Pictures do not belong in the copy; restate the records below word for word.

Dataset records:
*-*-*
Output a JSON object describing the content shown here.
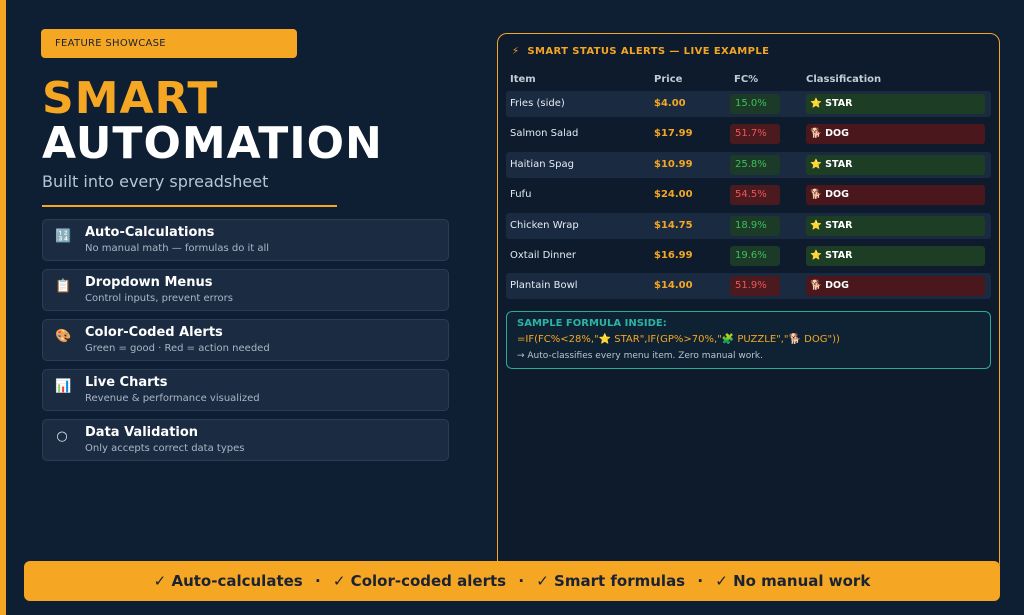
{
  "badge": "FEATURE SHOWCASE",
  "title_line1": "SMART",
  "title_line2": "AUTOMATION",
  "subtitle": "Built into every spreadsheet",
  "features": [
    {
      "icon": "🔢",
      "icon_name": "calculator-icon",
      "title": "Auto-Calculations",
      "desc": "No manual math — formulas do it all"
    },
    {
      "icon": "📋",
      "icon_name": "dropdown-icon",
      "title": "Dropdown Menus",
      "desc": "Control inputs, prevent errors"
    },
    {
      "icon": "🎨",
      "icon_name": "palette-icon",
      "title": "Color-Coded Alerts",
      "desc": "Green = good · Red = action needed"
    },
    {
      "icon": "📊",
      "icon_name": "chart-icon",
      "title": "Live Charts",
      "desc": "Revenue & performance visualized"
    },
    {
      "icon": "○",
      "icon_name": "circle-icon",
      "title": "Data Validation",
      "desc": "Only accepts correct data types"
    }
  ],
  "panel": {
    "icon": "⚡",
    "title": "SMART STATUS ALERTS — LIVE EXAMPLE",
    "columns": [
      "Item",
      "Price",
      "FC%",
      "Classification"
    ],
    "rows": [
      {
        "item": "Fries (side)",
        "price": "$4.00",
        "fc": "15.0%",
        "status": "good",
        "cls_icon": "⭐",
        "cls": "STAR"
      },
      {
        "item": "Salmon Salad",
        "price": "$17.99",
        "fc": "51.7%",
        "status": "bad",
        "cls_icon": "🐕",
        "cls": "DOG"
      },
      {
        "item": "Haitian Spag",
        "price": "$10.99",
        "fc": "25.8%",
        "status": "good",
        "cls_icon": "⭐",
        "cls": "STAR"
      },
      {
        "item": "Fufu",
        "price": "$24.00",
        "fc": "54.5%",
        "status": "bad",
        "cls_icon": "🐕",
        "cls": "DOG"
      },
      {
        "item": "Chicken Wrap",
        "price": "$14.75",
        "fc": "18.9%",
        "status": "good",
        "cls_icon": "⭐",
        "cls": "STAR"
      },
      {
        "item": "Oxtail Dinner",
        "price": "$16.99",
        "fc": "19.6%",
        "status": "good",
        "cls_icon": "⭐",
        "cls": "STAR"
      },
      {
        "item": "Plantain Bowl",
        "price": "$14.00",
        "fc": "51.9%",
        "status": "bad",
        "cls_icon": "🐕",
        "cls": "DOG"
      }
    ],
    "formula_label": "SAMPLE FORMULA INSIDE:",
    "formula_code": "=IF(FC%<28%,\"⭐ STAR\",IF(GP%>70%,\"🧩 PUZZLE\",\"🐕 DOG\"))",
    "formula_note": "→ Auto-classifies every menu item. Zero manual work."
  },
  "footer": [
    "✓ Auto-calculates",
    "✓ Color-coded alerts",
    "✓ Smart formulas",
    "✓ No manual work"
  ],
  "footer_sep": "·",
  "colors": {
    "accent": "#f5a623",
    "background": "#0f1f33",
    "good": "#3fbf5b",
    "bad": "#f05555",
    "teal": "#2bb3a3"
  }
}
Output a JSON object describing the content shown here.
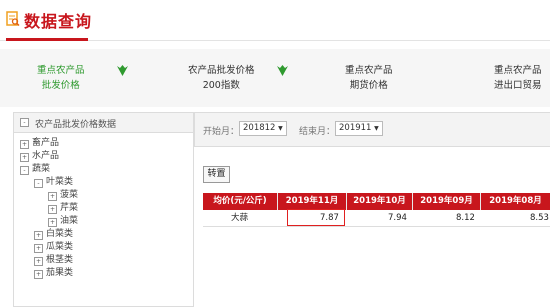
{
  "header": {
    "title": "数据查询"
  },
  "nav": {
    "items": [
      {
        "line1": "重点农产品",
        "line2": "批发价格",
        "active": true
      },
      {
        "line1": "农产品批发价格",
        "line2": "200指数",
        "active": false
      },
      {
        "line1": "重点农产品",
        "line2": "期货价格",
        "active": false
      },
      {
        "line1": "重点农产品",
        "line2": "进出口贸易",
        "active": false
      }
    ],
    "icon": "wheat-icon"
  },
  "sidebar": {
    "header": "农产品批发价格数据",
    "tree": [
      {
        "label": "畜产品",
        "toggle": "+"
      },
      {
        "label": "水产品",
        "toggle": "+"
      },
      {
        "label": "蔬菜",
        "toggle": "-"
      },
      {
        "label": "叶菜类",
        "toggle": "-"
      },
      {
        "label": "菠菜",
        "toggle": "+"
      },
      {
        "label": "芹菜",
        "toggle": "+"
      },
      {
        "label": "油菜",
        "toggle": "+"
      },
      {
        "label": "白菜类",
        "toggle": "+"
      },
      {
        "label": "瓜菜类",
        "toggle": "+"
      },
      {
        "label": "根茎类",
        "toggle": "+"
      },
      {
        "label": "茄果类",
        "toggle": "+"
      }
    ]
  },
  "filter": {
    "start_label": "开始月：",
    "start_value": "201812",
    "end_label": "结束月：",
    "end_value": "201911",
    "caret": "▼"
  },
  "swap_button": "转置",
  "table": {
    "headers": [
      "均价(元/公斤)",
      "2019年11月",
      "2019年10月",
      "2019年09月",
      "2019年08月"
    ],
    "rows": [
      {
        "name": "大蒜",
        "values": [
          "7.87",
          "7.94",
          "8.12",
          "8.53"
        ]
      }
    ]
  },
  "colors": {
    "brand": "#c8161d",
    "active_nav": "#2f9a2f",
    "highlight": "#e02020"
  }
}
*-*-*
Exercise answer =
Output a JSON object describing the content shown here.
{
  "badge": "FEATURE SHOWCASE",
  "title_line1": "SMART",
  "title_line2": "AUTOMATION",
  "subtitle": "Built into every spreadsheet",
  "features": [
    {
      "icon": "🔢",
      "icon_name": "calculator-icon",
      "title": "Auto-Calculations",
      "desc": "No manual math — formulas do it all"
    },
    {
      "icon": "📋",
      "icon_name": "dropdown-icon",
      "title": "Dropdown Menus",
      "desc": "Control inputs, prevent errors"
    },
    {
      "icon": "🎨",
      "icon_name": "palette-icon",
      "title": "Color-Coded Alerts",
      "desc": "Green = good · Red = action needed"
    },
    {
      "icon": "📊",
      "icon_name": "chart-icon",
      "title": "Live Charts",
      "desc": "Revenue & performance visualized"
    },
    {
      "icon": "○",
      "icon_name": "circle-icon",
      "title": "Data Validation",
      "desc": "Only accepts correct data types"
    }
  ],
  "panel": {
    "icon": "⚡",
    "title": "SMART STATUS ALERTS — LIVE EXAMPLE",
    "columns": [
      "Item",
      "Price",
      "FC%",
      "Classification"
    ],
    "rows": [
      {
        "item": "Fries (side)",
        "price": "$4.00",
        "fc": "15.0%",
        "status": "good",
        "cls_icon": "⭐",
        "cls": "STAR"
      },
      {
        "item": "Salmon Salad",
        "price": "$17.99",
        "fc": "51.7%",
        "status": "bad",
        "cls_icon": "🐕",
        "cls": "DOG"
      },
      {
        "item": "Haitian Spag",
        "price": "$10.99",
        "fc": "25.8%",
        "status": "good",
        "cls_icon": "⭐",
        "cls": "STAR"
      },
      {
        "item": "Fufu",
        "price": "$24.00",
        "fc": "54.5%",
        "status": "bad",
        "cls_icon": "🐕",
        "cls": "DOG"
      },
      {
        "item": "Chicken Wrap",
        "price": "$14.75",
        "fc": "18.9%",
        "status": "good",
        "cls_icon": "⭐",
        "cls": "STAR"
      },
      {
        "item": "Oxtail Dinner",
        "price": "$16.99",
        "fc": "19.6%",
        "status": "good",
        "cls_icon": "⭐",
        "cls": "STAR"
      },
      {
        "item": "Plantain Bowl",
        "price": "$14.00",
        "fc": "51.9%",
        "status": "bad",
        "cls_icon": "🐕",
        "cls": "DOG"
      }
    ],
    "formula_label": "SAMPLE FORMULA INSIDE:",
    "formula_code": "=IF(FC%<28%,\"⭐ STAR\",IF(GP%>70%,\"🧩 PUZZLE\",\"🐕 DOG\"))",
    "formula_note": "→ Auto-classifies every menu item. Zero manual work."
  },
  "footer": [
    "✓ Auto-calculates",
    "✓ Color-coded alerts",
    "✓ Smart formulas",
    "✓ No manual work"
  ],
  "footer_sep": "·",
  "colors": {
    "accent": "#f5a623",
    "background": "#0f1f33",
    "good": "#3fbf5b",
    "bad": "#f05555",
    "teal": "#2bb3a3"
  }
}
Output a JSON object describing the content shown here.
{
  "header": {
    "title": "数据查询"
  },
  "nav": {
    "items": [
      {
        "line1": "重点农产品",
        "line2": "批发价格",
        "active": true
      },
      {
        "line1": "农产品批发价格",
        "line2": "200指数",
        "active": false
      },
      {
        "line1": "重点农产品",
        "line2": "期货价格",
        "active": false
      },
      {
        "line1": "重点农产品",
        "line2": "进出口贸易",
        "active": false
      }
    ],
    "icon": "wheat-icon"
  },
  "sidebar": {
    "header": "农产品批发价格数据",
    "tree": [
      {
        "label": "畜产品",
        "toggle": "+"
      },
      {
        "label": "水产品",
        "toggle": "+"
      },
      {
        "label": "蔬菜",
        "toggle": "-"
      },
      {
        "label": "叶菜类",
        "toggle": "-"
      },
      {
        "label": "菠菜",
        "toggle": "+"
      },
      {
        "label": "芹菜",
        "toggle": "+"
      },
      {
        "label": "油菜",
        "toggle": "+"
      },
      {
        "label": "白菜类",
        "toggle": "+"
      },
      {
        "label": "瓜菜类",
        "toggle": "+"
      },
      {
        "label": "根茎类",
        "toggle": "+"
      },
      {
        "label": "茄果类",
        "toggle": "+"
      }
    ]
  },
  "filter": {
    "start_label": "开始月：",
    "start_value": "201812",
    "end_label": "结束月：",
    "end_value": "201911",
    "caret": "▼"
  },
  "swap_button": "转置",
  "table": {
    "headers": [
      "均价(元/公斤)",
      "2019年11月",
      "2019年10月",
      "2019年09月",
      "2019年08月"
    ],
    "rows": [
      {
        "name": "大蒜",
        "values": [
          "7.87",
          "7.94",
          "8.12",
          "8.53"
        ]
      }
    ]
  },
  "colors": {
    "brand": "#c8161d",
    "active_nav": "#2f9a2f",
    "highlight": "#e02020"
  }
}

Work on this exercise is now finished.